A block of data
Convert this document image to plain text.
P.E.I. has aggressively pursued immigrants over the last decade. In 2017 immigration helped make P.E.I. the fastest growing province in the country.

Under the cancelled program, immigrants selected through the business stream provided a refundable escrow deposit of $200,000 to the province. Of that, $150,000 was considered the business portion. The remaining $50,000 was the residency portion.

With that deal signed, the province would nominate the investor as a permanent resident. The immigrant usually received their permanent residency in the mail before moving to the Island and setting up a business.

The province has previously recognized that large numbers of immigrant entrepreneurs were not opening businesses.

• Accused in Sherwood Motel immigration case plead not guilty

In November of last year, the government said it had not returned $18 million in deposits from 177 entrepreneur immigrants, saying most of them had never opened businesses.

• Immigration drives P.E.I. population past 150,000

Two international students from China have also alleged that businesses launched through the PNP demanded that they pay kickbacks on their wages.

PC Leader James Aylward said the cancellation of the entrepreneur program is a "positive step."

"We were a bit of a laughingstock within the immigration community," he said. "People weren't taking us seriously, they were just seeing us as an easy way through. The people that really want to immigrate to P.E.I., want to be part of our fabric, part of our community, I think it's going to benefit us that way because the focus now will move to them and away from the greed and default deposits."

WORK REQUIRED ▸ Extract the complete data, matching each line exactly.

FULL OUTPUT ▸
Convert this document image to plain text.
P.E.I. has aggressively pursued immigrants over the last decade. In 2017 immigration helped make P.E.I. the fastest growing province in the country.

Under the cancelled program, immigrants selected through the business stream provided a refundable escrow deposit of $200,000 to the province. Of that, $150,000 was considered the business portion. The remaining $50,000 was the residency portion.

With that deal signed, the province would nominate the investor as a permanent resident. The immigrant usually received their permanent residency in the mail before moving to the Island and setting up a business.

The province has previously recognized that large numbers of immigrant entrepreneurs were not opening businesses.

• Accused in Sherwood Motel immigration case plead not guilty

In November of last year, the government said it had not returned $18 million in deposits from 177 entrepreneur immigrants, saying most of them had never opened businesses.

• Immigration drives P.E.I. population past 150,000

Two international students from China have also alleged that businesses launched through the PNP demanded that they pay kickbacks on their wages.

PC Leader James Aylward said the cancellation of the entrepreneur program is a "positive step."

"We were a bit of a laughingstock within the immigration community," he said. "People weren't taking us seriously, they were just seeing us as an easy way through. The people that really want to immigrate to P.E.I., want to be part of our fabric, part of our community, I think it's going to benefit us that way because the focus now will move to them and away from the greed and default deposits."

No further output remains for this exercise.